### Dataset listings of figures
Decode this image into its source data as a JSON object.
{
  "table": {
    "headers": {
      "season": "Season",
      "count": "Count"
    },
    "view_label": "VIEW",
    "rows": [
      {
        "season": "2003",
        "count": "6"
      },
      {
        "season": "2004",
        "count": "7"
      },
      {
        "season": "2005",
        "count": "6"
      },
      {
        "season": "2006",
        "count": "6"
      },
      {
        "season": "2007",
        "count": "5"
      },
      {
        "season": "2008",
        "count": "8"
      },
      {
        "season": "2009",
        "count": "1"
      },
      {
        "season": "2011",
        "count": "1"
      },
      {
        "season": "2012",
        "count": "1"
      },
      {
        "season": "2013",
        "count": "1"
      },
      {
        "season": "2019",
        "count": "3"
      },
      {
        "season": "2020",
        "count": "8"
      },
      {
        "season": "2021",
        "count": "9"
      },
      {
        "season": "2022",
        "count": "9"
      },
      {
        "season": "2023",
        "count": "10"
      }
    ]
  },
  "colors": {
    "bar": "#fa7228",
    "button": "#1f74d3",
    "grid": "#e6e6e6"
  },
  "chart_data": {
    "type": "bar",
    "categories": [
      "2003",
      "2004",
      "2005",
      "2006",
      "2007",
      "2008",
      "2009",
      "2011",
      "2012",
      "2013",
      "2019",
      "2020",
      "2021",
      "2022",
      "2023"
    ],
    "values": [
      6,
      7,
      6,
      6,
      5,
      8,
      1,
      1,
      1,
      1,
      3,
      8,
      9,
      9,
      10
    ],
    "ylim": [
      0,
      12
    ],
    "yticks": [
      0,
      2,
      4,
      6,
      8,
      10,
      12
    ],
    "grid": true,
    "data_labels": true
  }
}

---

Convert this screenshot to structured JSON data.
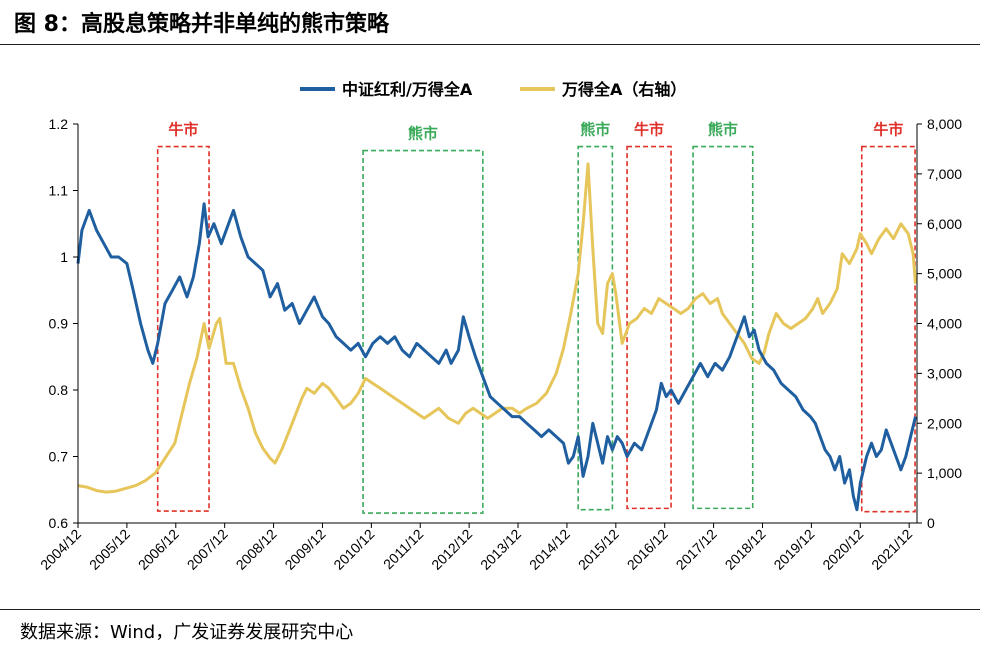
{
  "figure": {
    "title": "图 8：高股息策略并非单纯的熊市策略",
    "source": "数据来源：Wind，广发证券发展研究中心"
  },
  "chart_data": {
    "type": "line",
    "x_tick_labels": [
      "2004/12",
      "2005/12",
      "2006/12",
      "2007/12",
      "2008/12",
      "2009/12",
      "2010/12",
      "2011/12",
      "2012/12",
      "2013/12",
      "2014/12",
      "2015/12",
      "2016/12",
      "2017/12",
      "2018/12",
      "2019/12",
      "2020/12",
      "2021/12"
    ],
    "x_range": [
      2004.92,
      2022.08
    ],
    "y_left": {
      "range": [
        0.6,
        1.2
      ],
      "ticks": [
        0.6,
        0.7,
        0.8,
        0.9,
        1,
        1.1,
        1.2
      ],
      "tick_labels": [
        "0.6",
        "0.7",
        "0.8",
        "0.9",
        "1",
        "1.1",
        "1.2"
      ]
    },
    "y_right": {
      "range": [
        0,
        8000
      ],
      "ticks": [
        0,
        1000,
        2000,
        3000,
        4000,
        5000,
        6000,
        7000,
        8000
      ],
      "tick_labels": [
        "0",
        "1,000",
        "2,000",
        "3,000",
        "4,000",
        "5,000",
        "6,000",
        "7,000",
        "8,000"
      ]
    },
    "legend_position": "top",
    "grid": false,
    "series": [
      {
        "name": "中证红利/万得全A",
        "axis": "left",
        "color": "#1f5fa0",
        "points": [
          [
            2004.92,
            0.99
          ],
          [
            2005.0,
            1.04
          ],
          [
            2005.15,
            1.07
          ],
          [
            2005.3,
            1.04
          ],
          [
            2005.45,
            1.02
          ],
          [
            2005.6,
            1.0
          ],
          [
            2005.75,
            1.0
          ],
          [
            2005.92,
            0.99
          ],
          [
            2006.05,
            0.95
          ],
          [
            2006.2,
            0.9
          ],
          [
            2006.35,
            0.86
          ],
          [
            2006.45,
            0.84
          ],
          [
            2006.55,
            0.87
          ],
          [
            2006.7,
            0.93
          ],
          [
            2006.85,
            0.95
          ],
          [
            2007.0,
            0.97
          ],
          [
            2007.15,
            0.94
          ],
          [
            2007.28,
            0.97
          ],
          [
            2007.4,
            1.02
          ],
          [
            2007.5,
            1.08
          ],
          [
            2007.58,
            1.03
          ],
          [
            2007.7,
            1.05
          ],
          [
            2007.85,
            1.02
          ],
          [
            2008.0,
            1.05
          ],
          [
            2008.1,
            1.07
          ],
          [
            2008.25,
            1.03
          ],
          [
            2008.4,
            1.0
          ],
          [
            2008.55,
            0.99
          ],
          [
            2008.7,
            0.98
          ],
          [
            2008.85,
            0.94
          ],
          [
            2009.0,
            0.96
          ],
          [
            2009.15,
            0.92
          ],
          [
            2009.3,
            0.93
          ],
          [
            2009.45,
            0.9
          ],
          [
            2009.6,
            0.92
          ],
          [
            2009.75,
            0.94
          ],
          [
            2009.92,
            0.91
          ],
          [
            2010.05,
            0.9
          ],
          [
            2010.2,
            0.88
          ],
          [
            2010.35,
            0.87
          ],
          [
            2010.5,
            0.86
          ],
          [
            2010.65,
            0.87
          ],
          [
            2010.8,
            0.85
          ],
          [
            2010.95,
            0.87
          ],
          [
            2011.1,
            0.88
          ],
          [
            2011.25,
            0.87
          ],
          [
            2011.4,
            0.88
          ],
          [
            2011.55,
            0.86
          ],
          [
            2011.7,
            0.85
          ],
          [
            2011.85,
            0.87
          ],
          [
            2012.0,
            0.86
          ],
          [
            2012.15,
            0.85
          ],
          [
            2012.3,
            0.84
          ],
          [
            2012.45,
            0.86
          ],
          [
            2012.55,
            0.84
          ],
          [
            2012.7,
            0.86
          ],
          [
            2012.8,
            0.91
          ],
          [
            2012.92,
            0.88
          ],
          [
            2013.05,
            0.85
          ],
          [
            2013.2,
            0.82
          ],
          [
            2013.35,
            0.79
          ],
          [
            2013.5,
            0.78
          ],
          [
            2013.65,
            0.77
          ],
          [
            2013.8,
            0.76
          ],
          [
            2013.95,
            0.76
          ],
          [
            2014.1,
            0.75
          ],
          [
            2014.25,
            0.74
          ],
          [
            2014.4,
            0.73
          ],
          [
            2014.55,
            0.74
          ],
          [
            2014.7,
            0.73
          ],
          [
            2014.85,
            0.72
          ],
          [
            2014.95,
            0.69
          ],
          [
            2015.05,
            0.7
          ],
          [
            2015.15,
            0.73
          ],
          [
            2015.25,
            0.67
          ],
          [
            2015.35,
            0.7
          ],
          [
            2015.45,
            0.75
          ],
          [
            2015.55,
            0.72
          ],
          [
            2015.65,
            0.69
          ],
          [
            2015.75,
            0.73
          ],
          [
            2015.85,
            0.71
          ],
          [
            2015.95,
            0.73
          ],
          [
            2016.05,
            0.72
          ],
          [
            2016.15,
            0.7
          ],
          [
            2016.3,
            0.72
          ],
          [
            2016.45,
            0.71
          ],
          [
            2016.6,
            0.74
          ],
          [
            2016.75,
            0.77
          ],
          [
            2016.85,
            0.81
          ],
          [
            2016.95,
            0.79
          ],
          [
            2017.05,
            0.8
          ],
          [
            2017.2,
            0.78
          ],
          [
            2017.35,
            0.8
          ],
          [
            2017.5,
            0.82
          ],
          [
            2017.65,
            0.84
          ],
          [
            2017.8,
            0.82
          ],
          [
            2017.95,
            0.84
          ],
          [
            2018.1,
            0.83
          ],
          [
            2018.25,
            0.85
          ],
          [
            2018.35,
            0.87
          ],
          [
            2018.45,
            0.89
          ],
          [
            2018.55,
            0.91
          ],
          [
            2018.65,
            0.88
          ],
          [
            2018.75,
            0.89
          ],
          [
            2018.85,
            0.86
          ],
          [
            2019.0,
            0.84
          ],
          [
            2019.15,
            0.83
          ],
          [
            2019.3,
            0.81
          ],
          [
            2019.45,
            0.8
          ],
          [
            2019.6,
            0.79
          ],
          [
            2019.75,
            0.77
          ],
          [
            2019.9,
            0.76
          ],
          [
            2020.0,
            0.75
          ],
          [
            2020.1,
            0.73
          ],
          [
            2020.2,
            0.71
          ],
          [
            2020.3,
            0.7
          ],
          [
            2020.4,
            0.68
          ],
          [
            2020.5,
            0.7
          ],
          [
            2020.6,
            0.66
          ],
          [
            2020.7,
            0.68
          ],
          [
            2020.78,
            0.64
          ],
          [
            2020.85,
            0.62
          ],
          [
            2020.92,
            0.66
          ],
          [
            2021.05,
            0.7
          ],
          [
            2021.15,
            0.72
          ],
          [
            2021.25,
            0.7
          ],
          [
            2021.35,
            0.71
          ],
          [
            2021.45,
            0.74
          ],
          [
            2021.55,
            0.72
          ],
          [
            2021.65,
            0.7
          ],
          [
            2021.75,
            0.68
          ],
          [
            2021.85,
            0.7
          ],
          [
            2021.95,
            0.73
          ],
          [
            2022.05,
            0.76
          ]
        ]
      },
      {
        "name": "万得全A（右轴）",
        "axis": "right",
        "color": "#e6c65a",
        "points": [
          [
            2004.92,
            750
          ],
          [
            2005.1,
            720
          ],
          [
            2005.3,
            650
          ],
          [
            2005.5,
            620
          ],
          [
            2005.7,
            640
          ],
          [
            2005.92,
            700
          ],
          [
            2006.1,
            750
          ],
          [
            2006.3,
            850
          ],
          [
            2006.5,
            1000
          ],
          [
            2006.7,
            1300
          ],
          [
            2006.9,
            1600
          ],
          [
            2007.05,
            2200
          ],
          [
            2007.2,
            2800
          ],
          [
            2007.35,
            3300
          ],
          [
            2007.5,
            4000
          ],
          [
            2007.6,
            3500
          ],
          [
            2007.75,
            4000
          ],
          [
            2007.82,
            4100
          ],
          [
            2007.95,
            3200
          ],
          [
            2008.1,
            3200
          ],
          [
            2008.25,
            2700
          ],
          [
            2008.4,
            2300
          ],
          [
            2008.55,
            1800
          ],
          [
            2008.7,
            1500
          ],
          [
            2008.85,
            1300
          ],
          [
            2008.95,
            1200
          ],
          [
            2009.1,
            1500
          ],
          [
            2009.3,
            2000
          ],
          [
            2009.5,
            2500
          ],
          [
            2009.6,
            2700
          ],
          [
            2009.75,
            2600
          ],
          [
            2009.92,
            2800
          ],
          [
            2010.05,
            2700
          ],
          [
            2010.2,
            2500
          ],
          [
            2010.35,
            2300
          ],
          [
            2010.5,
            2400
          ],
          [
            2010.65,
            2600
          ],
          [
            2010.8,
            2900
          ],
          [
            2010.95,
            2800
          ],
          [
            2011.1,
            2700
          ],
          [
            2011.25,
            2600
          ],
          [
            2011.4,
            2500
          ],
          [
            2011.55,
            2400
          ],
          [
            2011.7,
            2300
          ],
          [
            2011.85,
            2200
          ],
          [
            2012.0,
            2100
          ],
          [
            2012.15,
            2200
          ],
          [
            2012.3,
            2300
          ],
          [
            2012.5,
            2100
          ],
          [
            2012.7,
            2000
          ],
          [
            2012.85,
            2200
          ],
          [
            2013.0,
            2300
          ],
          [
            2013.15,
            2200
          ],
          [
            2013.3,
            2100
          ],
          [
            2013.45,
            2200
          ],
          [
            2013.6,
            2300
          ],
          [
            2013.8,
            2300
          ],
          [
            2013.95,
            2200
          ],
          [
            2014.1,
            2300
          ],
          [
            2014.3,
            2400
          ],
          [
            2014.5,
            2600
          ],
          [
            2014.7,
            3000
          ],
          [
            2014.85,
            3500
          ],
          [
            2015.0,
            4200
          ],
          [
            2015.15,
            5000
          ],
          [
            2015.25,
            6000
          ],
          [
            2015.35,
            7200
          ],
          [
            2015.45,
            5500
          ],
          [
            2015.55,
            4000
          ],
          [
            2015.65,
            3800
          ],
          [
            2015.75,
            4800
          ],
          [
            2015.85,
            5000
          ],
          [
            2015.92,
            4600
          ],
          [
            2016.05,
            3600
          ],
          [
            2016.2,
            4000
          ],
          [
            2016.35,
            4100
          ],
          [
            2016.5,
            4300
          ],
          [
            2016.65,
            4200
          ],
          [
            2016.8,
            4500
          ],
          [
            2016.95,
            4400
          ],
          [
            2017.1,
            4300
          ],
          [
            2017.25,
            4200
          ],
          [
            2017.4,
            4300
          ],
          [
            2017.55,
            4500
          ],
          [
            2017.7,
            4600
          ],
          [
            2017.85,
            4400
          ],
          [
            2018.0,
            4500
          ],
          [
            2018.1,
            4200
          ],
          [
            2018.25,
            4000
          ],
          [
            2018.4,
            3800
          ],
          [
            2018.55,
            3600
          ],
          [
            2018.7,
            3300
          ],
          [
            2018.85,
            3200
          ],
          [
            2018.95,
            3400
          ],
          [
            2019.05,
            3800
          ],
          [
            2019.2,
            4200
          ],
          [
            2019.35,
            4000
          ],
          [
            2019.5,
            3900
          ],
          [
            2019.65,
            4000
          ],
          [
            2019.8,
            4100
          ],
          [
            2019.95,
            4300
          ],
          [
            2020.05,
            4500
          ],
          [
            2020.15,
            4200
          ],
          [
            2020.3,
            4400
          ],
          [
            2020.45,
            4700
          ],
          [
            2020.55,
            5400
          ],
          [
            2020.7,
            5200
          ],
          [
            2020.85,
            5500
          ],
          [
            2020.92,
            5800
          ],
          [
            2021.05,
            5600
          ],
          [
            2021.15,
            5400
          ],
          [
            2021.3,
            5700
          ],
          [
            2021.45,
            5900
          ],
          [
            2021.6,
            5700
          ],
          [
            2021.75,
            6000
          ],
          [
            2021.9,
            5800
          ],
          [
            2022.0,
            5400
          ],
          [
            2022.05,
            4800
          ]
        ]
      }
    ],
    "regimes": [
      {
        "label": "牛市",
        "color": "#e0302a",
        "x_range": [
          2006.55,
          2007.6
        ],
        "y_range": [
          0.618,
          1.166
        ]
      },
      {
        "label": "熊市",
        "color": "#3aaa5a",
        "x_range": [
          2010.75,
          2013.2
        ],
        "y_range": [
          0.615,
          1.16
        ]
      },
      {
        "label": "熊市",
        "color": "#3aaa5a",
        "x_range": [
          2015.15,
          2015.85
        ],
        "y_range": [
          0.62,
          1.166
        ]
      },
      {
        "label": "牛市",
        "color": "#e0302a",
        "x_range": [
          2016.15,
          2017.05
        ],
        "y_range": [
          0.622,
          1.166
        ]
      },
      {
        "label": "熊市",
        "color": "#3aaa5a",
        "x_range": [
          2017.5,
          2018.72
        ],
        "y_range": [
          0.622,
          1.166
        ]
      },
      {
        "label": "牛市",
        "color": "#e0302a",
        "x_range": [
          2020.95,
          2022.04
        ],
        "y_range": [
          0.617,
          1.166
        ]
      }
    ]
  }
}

--

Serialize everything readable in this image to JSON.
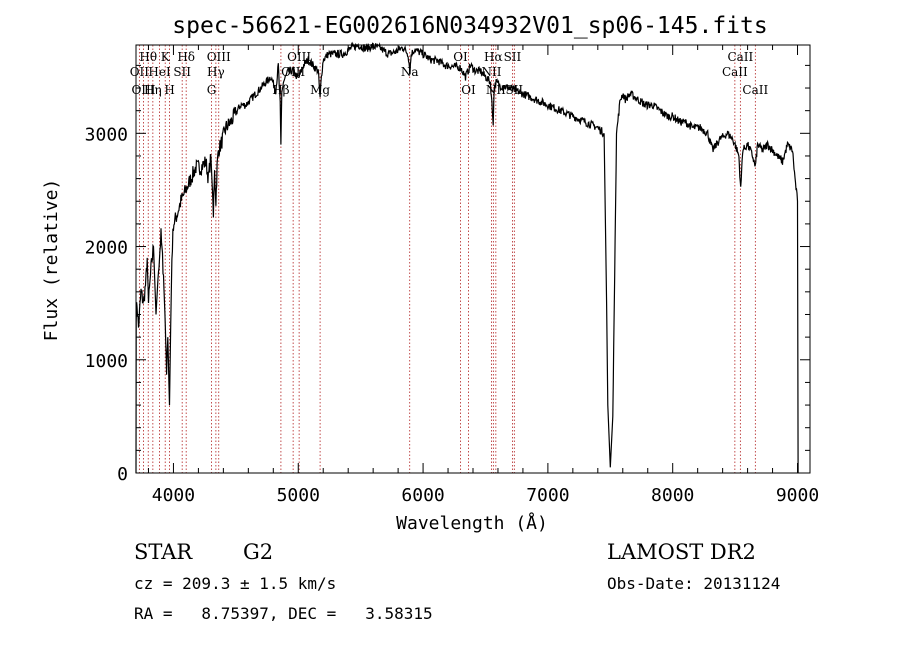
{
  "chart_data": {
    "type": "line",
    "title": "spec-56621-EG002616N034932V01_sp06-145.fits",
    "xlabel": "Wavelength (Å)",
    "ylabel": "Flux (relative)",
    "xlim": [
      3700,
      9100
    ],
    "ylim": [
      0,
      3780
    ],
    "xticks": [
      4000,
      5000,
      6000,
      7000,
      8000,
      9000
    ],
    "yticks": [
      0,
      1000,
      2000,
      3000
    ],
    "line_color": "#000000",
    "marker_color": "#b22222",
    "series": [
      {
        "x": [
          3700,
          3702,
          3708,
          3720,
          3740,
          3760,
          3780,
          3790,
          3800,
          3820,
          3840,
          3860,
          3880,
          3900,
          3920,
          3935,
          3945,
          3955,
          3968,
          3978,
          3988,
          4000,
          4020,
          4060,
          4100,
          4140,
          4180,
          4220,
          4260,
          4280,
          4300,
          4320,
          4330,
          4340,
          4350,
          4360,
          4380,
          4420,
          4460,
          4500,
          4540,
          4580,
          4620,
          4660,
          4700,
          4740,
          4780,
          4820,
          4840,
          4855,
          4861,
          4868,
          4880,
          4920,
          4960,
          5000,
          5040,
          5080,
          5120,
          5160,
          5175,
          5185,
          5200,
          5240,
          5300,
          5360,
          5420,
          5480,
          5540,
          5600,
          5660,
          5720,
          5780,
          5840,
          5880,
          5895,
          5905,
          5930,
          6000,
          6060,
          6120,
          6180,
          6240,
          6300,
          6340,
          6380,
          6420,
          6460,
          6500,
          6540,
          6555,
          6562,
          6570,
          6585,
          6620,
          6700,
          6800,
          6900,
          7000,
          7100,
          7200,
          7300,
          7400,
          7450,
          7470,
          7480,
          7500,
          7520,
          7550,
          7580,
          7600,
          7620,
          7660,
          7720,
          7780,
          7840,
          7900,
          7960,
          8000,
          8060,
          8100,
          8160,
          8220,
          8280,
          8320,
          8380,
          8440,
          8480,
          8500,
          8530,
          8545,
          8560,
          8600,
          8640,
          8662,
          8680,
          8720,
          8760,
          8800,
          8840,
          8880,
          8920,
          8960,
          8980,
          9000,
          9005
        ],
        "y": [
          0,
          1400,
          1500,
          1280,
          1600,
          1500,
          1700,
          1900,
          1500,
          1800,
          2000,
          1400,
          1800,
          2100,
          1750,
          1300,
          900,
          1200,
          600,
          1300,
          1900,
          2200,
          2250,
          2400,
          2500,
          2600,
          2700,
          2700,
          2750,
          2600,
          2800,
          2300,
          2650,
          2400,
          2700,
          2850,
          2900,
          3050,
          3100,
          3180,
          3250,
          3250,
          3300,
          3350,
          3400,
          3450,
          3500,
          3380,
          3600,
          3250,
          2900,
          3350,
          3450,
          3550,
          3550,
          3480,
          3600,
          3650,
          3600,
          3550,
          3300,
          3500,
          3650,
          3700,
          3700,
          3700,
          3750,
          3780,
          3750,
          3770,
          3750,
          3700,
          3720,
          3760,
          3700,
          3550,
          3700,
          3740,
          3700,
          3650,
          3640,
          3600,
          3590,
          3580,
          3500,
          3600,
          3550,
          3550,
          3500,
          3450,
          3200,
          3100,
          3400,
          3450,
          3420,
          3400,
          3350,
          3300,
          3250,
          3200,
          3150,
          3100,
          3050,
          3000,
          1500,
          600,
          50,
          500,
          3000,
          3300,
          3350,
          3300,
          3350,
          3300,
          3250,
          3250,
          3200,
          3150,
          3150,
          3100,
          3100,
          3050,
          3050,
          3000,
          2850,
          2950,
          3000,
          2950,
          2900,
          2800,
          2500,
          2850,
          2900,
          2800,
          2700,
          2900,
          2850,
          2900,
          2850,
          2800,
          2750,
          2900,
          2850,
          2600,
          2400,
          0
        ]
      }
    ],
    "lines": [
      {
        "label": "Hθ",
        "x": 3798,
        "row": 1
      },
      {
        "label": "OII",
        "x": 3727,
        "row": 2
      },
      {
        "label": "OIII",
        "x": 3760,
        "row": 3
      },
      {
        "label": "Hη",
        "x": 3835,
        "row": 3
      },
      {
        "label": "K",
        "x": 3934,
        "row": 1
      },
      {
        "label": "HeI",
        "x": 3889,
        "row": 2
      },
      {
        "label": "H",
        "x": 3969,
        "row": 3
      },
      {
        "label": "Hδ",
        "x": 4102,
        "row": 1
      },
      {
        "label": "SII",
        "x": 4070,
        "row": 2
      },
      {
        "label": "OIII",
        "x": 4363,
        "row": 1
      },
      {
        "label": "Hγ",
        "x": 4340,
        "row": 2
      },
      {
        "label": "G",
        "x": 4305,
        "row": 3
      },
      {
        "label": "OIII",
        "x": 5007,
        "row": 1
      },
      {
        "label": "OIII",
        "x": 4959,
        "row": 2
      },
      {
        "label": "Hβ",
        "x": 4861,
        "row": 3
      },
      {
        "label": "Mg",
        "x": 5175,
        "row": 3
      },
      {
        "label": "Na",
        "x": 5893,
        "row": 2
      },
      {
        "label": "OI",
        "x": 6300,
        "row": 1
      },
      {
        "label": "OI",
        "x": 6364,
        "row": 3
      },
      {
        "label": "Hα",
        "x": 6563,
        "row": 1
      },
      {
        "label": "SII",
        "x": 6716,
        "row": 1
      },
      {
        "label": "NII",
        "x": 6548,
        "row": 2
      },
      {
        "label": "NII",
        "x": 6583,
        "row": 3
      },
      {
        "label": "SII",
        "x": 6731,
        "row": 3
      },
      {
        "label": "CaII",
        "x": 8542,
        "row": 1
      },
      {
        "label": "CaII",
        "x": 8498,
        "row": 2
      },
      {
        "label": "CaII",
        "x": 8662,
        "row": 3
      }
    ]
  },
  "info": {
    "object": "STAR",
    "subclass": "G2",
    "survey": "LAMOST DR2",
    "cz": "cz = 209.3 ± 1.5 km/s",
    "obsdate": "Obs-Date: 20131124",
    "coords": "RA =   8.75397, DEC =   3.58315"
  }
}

### WHAT THIS TASK INVOLVES
Give the count of lines holding the word "source", with no other words.

### FINAL RESULT
2